PROVIDED TEXT –
** start **
Good job there’s been nothing more pressing or current we could have been talking about. That said, Churchill is far from the only topic up for debate on GMB, Morgan has also set social media alight with highly reductive discussions about race, gender, the national anthem (a personal favourite), Donald Trump and more.

He places himself firmly in the position of the every man, as a defender of good sense and right-headedness in a society becoming increasingly shrill, unreasonable and petty

Though he’s supposedly there as the moderator, with guests brought in to represent either viewpoint, Morgan more often than not leans heavily toward one side. Usually, this pits him against progressivism and “left-wing thought”, but to his credit he is not entirely partisan: he made a feeble attempt at holding Tommy Robinson to account last year and has also had on big-game hunters and US gun proponents to make him, by contrast, look like an almost agreeable human being.
** end **
DATA FOR THIS TASK –
** start **
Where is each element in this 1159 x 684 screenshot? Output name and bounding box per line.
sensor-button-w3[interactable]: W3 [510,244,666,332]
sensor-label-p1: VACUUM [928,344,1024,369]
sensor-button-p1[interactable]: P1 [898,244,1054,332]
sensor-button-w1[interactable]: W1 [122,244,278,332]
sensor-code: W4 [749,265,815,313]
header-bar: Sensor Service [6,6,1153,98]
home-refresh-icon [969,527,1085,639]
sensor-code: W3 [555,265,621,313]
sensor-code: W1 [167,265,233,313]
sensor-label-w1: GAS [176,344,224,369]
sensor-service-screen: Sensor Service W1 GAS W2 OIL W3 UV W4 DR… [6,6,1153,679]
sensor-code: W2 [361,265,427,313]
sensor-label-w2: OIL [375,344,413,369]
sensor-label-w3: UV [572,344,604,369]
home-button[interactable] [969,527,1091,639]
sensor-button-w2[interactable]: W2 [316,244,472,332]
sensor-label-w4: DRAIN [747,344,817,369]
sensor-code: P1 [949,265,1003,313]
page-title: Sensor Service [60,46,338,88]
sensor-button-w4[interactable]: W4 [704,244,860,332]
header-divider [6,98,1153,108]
** end **
TASK LIST –
A. Rename "sensor-code" to "sensor-tag" in the portion of the listing that opens with its first line and closes with the line containing "sensor-code: W1 [167,265,233,313]", and leave everything else unchanged.
B. Go on with the piece about Piers Morgan's role on GMB from where it stops.

EXERCISE RESPONSES –
A.
Where is each element in this 1159 x 684 screenshot? Output name and bounding box per line.
sensor-button-w3[interactable]: W3 [510,244,666,332]
sensor-label-p1: VACUUM [928,344,1024,369]
sensor-button-p1[interactable]: P1 [898,244,1054,332]
sensor-button-w1[interactable]: W1 [122,244,278,332]
sensor-tag: W4 [749,265,815,313]
header-bar: Sensor Service [6,6,1153,98]
home-refresh-icon [969,527,1085,639]
sensor-tag: W3 [555,265,621,313]
sensor-tag: W1 [167,265,233,313]

B.
The idea, regardless of the actual issue up for discussion, is that he places himself firmly in the position of the every man, as a defender of good sense and right-headedness in a society becoming increasingly shrill, unreasonable and petty. I imagine that’s what he tells himself, anyway.

Now honestly, if I knew nothing of GMB and someone told me more-or-less every morning on one of our main TV channels we have discussions and debates about controversial issues with proponents of wildly opposing views putting forward their cases to an audience of millions, I’d be like, “Sweet, sounds useful.” If we actually had a forum for people to put forward interesting and controversial viewpoints where they were given the space to explain them before an opponent was offered the same right, then great.

What is the purpose of this type of shithousery?

But what it actually is, almost without exception, is a dumbed-down slanging match, where a disingenuous point is not debated but shouted around, with no room for nuance, actual discussion or even, often, facts. It’s not a good-faith debate between people who, even if they’ve no intention of coming round to the opposing point of view, have at least an interest in understanding it. It’s the pub-bores idea of a debate: say your piece loudly and ignore everything else.

If the purpose of actual debate is to try to reach understanding and broaden our ability to empathise with other viewpoints, then what is the purpose of this type of shithousery?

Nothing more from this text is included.